====== Текст для чтения ======
Похоже, в эту пору жизни Майю Лассила крепко обиделся на свой народ, на его долготерпение, покорность безумию властей и церковному мракобесию, на темную его готовность к оболваниванию и создал самую злую свою сатиру на соотечественников.
И вот чем еще примечателен этот роман. Его сатирическое жало раздвоено: один отросток обращен к «национальной вере» финнов в свою «сверхумность», означавшую на деле самодовольное нежелание видеть вещи и явления такими, как они есть, подмену реальности мифами, а другой — к философскому учению, заложенному знаменитым датчанином Сиреном Киркегором и ставшему экзистенциализмом. «Единственная твердая истина, которую внушал разум, заключалась в том, что все в мире, включая великую сущность ума человеческого, можно правильно представить, понять, объяснить и увидеть только с помощью веры, слепой веры», — издевается Лассила; но, исключенное из саркастического контекста романа, это утверждение можно принять за цитату из Льва Шестова — пламенного апологета Киркегора. То, что для Шестова является непреложной истиной и единственным путем к спасению заблудившегося в пустыне рационализма человека, ненавистно и презренно материалисту, безбожнику и революционеру Лассила.
Он проделал огромный путь, этот выходец из крестьянской семьи, сельский учитель, незадачливый коммерсант, член консервативной «финской» партии, затем эсер, участник террористической организации в Петербурге, подготовившей и осуществившей убийство царского министра Плеве, наконец, социал-демократ самого левого толка, фактический редактор и главный сотрудник газеты «Рабочий». Прежние друзья и соратники Лассила, оставшиеся на правых позициях, так и не простили ему смены убеждений. Он навсегда стал для них «ренегатом», «перебежчиком». Свой новые убеждения Лассила оплатил смертью: он один остался на посту в опустевшей редакции «Рабочего», когда в Хельсинки вошли немецкие войска и стали расправляться с участниками финской революции.
====== Данные набора ======
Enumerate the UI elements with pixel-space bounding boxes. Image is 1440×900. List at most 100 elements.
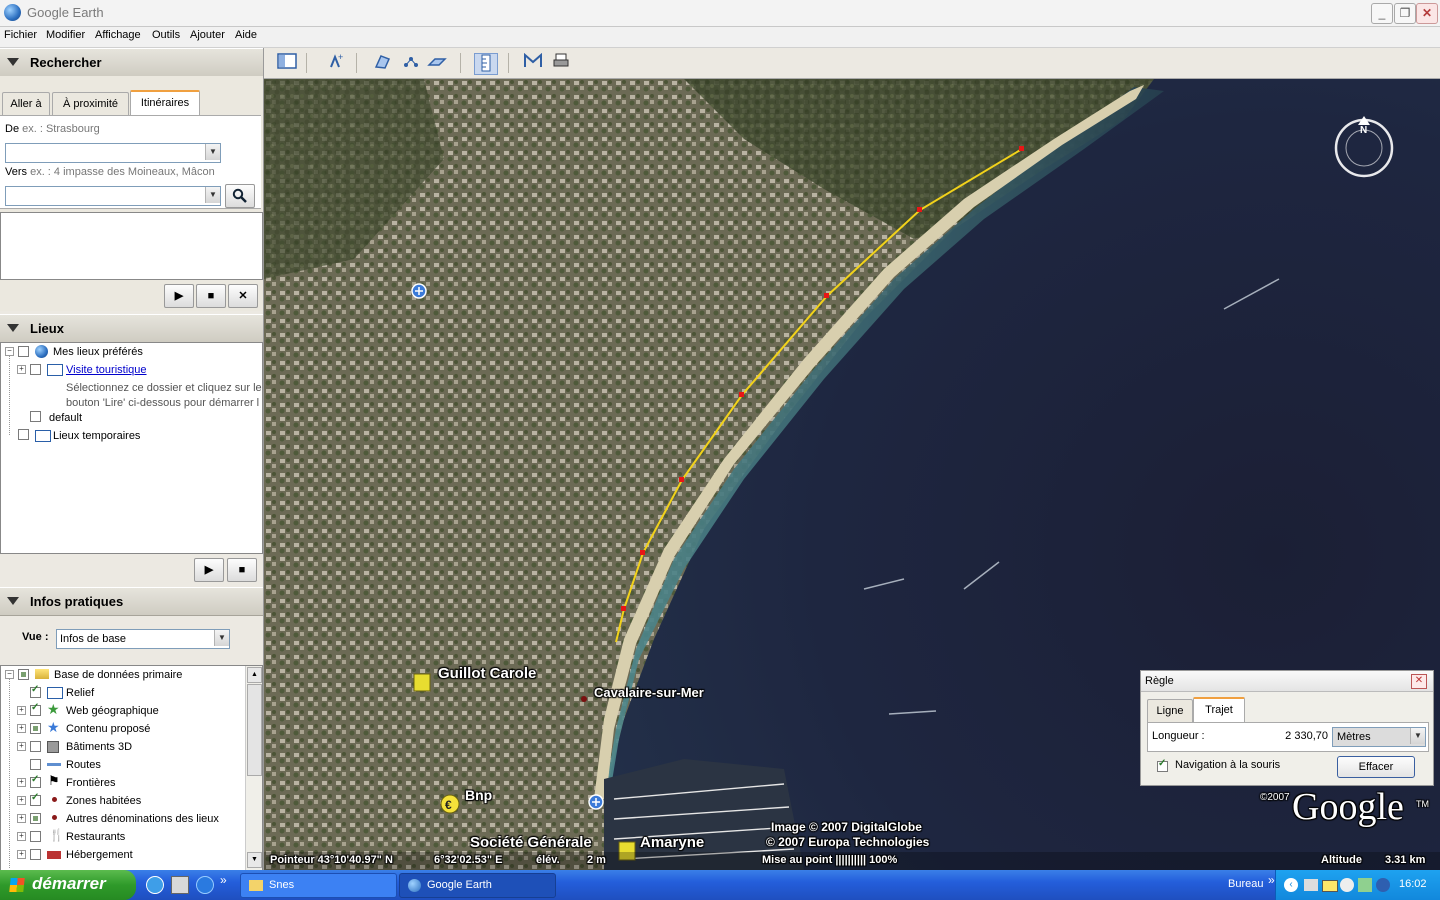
======
====== Данные набора ======
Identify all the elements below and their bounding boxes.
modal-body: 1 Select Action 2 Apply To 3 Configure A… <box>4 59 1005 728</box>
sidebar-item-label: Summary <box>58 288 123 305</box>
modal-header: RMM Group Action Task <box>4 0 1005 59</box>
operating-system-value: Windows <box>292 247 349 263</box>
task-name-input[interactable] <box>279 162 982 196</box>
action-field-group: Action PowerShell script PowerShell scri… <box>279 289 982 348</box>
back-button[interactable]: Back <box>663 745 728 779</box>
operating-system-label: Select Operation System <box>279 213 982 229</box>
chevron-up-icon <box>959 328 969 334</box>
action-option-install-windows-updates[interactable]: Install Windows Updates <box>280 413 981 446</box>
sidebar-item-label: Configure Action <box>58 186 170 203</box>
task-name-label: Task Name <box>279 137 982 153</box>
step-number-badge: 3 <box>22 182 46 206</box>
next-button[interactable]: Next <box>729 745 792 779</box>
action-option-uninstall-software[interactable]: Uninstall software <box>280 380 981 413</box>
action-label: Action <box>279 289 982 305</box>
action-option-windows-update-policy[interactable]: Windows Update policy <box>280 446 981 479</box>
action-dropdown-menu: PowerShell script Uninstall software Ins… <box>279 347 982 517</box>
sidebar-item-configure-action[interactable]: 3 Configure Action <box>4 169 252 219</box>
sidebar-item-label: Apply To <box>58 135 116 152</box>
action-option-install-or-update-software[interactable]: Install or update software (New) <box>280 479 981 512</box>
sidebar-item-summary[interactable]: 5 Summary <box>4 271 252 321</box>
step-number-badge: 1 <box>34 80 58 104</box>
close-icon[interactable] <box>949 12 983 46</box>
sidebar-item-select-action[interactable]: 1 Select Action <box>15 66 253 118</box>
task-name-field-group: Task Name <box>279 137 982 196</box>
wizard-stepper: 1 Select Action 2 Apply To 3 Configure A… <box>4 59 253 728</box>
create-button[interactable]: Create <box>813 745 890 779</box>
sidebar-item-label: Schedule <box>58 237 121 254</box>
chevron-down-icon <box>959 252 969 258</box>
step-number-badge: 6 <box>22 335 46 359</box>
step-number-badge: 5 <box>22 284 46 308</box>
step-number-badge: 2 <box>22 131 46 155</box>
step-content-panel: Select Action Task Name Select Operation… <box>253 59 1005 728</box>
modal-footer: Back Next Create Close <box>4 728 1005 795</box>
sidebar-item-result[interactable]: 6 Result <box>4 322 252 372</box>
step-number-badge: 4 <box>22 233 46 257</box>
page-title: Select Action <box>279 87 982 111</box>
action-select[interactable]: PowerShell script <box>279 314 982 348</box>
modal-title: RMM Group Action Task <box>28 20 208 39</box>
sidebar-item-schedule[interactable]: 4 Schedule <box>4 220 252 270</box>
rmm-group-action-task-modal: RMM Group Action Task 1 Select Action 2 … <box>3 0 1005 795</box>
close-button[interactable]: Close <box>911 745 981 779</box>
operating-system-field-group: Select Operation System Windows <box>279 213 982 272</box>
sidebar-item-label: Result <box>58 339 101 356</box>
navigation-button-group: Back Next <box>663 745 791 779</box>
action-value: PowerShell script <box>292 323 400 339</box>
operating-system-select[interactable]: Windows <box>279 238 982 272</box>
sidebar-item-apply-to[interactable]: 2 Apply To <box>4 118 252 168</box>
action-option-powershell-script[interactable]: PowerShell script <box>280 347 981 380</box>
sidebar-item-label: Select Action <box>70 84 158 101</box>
======
====== Данные набора ======
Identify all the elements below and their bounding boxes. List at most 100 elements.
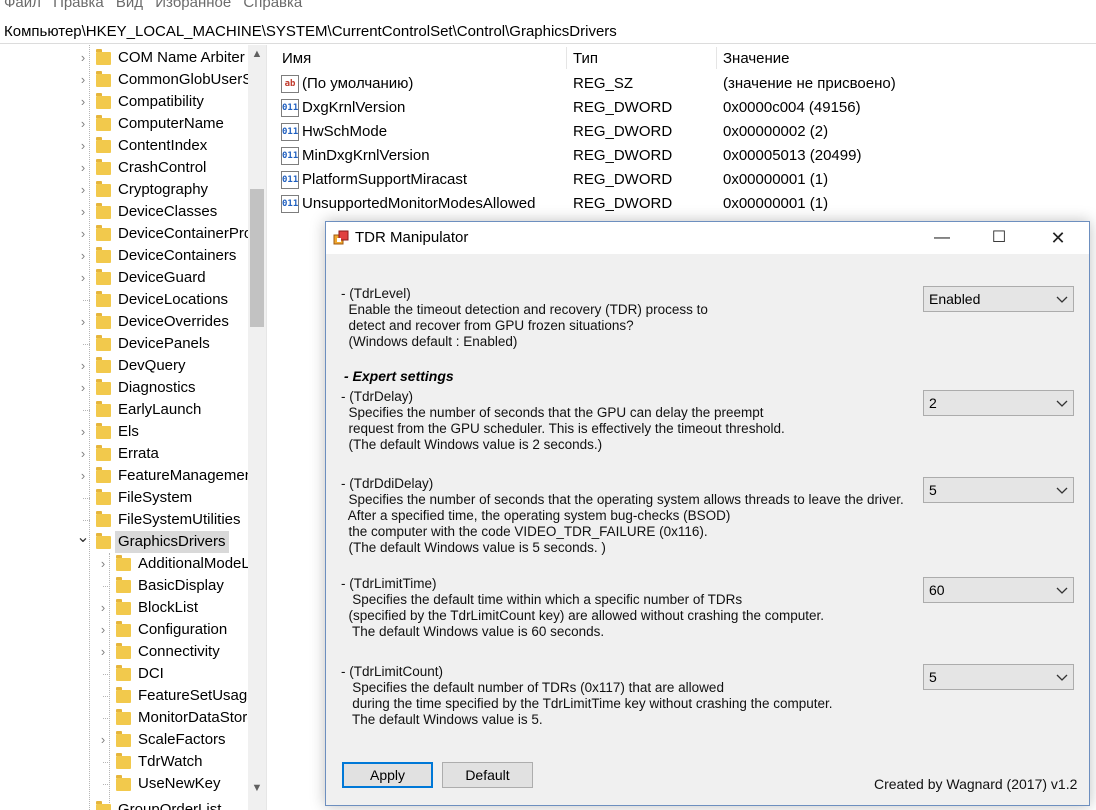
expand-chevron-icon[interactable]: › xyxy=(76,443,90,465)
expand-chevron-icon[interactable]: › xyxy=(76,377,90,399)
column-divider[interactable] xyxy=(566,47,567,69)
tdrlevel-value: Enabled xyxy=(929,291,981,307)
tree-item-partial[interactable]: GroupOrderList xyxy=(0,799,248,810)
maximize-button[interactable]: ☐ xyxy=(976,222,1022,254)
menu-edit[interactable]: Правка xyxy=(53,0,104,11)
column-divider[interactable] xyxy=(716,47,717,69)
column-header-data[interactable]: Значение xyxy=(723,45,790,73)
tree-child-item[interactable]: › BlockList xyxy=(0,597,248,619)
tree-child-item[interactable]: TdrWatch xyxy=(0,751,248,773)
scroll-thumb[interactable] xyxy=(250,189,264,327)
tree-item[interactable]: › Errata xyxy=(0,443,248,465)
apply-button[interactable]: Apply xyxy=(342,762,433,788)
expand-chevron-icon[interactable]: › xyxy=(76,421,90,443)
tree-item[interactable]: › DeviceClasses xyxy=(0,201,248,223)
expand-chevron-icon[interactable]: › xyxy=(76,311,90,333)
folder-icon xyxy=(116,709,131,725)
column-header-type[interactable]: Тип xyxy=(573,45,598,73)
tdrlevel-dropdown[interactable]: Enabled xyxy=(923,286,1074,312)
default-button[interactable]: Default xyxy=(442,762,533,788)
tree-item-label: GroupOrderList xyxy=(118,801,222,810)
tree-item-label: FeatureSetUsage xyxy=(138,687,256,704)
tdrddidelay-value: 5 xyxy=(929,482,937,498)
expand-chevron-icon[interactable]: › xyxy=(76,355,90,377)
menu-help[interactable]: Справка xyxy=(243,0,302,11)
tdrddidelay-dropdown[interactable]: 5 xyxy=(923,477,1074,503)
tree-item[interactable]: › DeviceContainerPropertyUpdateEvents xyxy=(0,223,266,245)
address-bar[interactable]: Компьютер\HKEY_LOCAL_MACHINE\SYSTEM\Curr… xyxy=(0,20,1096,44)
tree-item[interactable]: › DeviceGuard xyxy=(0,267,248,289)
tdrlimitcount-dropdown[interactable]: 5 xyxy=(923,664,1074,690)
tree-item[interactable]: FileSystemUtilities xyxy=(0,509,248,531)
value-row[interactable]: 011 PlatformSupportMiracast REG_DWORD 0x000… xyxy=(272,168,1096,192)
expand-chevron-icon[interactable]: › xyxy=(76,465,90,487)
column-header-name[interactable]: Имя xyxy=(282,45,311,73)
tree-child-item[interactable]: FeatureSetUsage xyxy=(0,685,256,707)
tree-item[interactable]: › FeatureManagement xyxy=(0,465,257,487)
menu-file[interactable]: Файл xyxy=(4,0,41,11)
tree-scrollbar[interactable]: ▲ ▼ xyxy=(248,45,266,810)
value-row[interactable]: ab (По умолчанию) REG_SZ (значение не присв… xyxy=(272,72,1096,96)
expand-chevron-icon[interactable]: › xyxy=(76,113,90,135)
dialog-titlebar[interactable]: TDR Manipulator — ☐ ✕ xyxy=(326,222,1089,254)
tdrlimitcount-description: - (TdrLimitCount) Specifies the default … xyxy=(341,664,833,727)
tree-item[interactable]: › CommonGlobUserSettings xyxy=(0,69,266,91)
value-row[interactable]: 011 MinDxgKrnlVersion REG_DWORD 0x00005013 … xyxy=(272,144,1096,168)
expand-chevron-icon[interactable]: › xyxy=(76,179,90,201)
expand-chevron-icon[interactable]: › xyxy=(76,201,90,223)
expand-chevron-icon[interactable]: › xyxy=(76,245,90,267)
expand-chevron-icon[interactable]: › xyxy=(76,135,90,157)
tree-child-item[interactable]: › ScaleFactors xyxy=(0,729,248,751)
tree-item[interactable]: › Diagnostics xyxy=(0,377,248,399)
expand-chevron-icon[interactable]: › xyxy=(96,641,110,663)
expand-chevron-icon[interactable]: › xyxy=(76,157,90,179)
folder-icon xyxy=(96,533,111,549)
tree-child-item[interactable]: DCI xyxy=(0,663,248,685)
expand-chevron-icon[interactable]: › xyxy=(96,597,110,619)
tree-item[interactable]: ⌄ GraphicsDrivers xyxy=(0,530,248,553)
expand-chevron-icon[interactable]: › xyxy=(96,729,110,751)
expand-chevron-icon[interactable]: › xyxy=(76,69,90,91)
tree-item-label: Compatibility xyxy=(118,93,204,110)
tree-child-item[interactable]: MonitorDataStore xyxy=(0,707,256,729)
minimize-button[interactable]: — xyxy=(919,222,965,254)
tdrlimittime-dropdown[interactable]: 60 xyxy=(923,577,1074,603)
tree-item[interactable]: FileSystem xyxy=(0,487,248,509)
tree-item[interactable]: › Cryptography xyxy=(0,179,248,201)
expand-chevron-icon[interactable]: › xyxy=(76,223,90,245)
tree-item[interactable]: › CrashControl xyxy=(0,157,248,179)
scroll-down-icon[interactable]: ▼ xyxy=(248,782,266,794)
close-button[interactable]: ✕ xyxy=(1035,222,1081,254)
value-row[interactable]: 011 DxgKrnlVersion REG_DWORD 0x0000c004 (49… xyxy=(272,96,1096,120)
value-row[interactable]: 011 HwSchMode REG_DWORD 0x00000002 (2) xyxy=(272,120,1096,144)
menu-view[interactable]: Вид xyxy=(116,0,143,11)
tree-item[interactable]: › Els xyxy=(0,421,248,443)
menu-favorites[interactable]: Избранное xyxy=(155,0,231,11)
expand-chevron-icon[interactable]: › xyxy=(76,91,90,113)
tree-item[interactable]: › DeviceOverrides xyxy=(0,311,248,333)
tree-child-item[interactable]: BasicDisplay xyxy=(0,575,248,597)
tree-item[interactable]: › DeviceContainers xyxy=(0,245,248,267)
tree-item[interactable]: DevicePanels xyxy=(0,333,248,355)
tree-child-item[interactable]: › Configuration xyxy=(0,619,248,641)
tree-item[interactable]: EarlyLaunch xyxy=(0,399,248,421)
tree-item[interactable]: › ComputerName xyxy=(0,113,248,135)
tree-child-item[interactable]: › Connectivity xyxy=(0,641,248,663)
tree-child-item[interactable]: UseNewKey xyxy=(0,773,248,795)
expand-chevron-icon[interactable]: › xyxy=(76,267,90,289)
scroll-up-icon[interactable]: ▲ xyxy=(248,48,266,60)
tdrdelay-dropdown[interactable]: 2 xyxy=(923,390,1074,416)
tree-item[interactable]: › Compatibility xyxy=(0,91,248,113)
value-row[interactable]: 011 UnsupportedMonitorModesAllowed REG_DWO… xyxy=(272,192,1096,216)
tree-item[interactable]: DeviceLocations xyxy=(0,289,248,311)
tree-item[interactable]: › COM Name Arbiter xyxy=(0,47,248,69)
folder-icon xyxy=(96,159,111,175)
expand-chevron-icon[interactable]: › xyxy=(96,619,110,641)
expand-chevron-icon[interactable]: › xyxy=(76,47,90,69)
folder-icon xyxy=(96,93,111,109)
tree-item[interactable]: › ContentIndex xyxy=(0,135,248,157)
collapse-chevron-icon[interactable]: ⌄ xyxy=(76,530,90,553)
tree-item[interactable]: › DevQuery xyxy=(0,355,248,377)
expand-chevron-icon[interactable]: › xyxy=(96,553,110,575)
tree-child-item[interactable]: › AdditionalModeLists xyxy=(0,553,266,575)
======
**Задания для выполнения:**
1: Ответьте по тексту о Майю Лассила на три вопроса:
(a) Какой знаменитый датчанин заложил философское учение, ставшее экзистенциализмом?
(b) Какую газету фактически редактировал Лассила?
(c) Какими словами называли Лассила прежние друзья и соратники, оставшиеся на правых позициях?
2: Соберите все строки, в которых встречается слово «Compatibility». Регистр букв имеет значение.

**Ответы по заданиям:**
1:
(a) Сирен Киркегор.
(b) Газету «Рабочий».
(c) «Ренегатом» и «перебежчиком».

2:
tree-item-label: Compatibility xyxy=(118,93,204,110)
tree-item[interactable]: › Compatibility xyxy=(0,91,248,113)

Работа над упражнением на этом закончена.